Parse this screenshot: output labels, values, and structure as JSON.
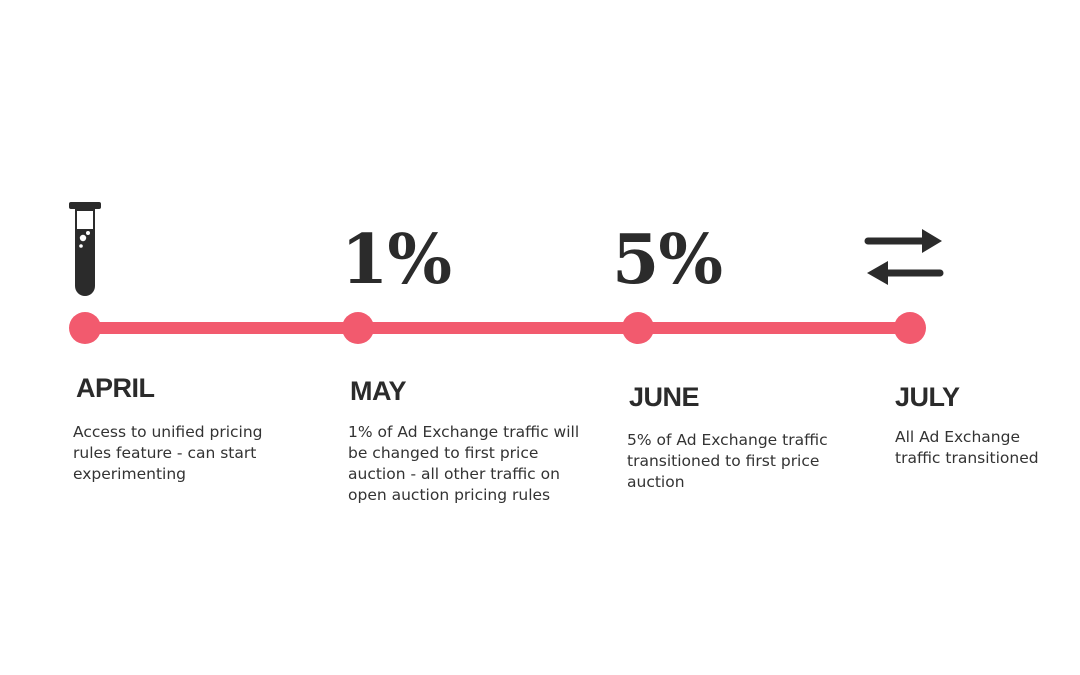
{
  "colors": {
    "accent": "#f25a6e",
    "text": "#2b2b2b"
  },
  "stages": [
    {
      "icon": "test-tube-icon",
      "stat": "",
      "month": "APRIL",
      "description": "Access to unified pricing rules feature - can start experimenting"
    },
    {
      "icon": "",
      "stat": "1%",
      "month": "MAY",
      "description": "1% of Ad Exchange traffic will be changed to first price auction - all other traffic on open auction pricing rules"
    },
    {
      "icon": "",
      "stat": "5%",
      "month": "JUNE",
      "description": "5% of Ad Exchange traffic transitioned to first price auction"
    },
    {
      "icon": "swap-arrows-icon",
      "stat": "",
      "month": "JULY",
      "description": "All Ad Exchange traffic transitioned"
    }
  ]
}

■ Written problem: Reproduce the entries above word for word. Pictures stay out.

■ Exercise solution:
Parse this screenshot: output labels, values, and structure as JSON.
{
  "colors": {
    "accent": "#f25a6e",
    "text": "#2b2b2b"
  },
  "stages": [
    {
      "icon": "test-tube-icon",
      "stat": "",
      "month": "APRIL",
      "description": "Access to unified pricing rules feature - can start experimenting"
    },
    {
      "icon": "",
      "stat": "1%",
      "month": "MAY",
      "description": "1% of Ad Exchange traffic will be changed to first price auction - all other traffic on open auction pricing rules"
    },
    {
      "icon": "",
      "stat": "5%",
      "month": "JUNE",
      "description": "5% of Ad Exchange traffic transitioned to first price auction"
    },
    {
      "icon": "swap-arrows-icon",
      "stat": "",
      "month": "JULY",
      "description": "All Ad Exchange traffic transitioned"
    }
  ]
}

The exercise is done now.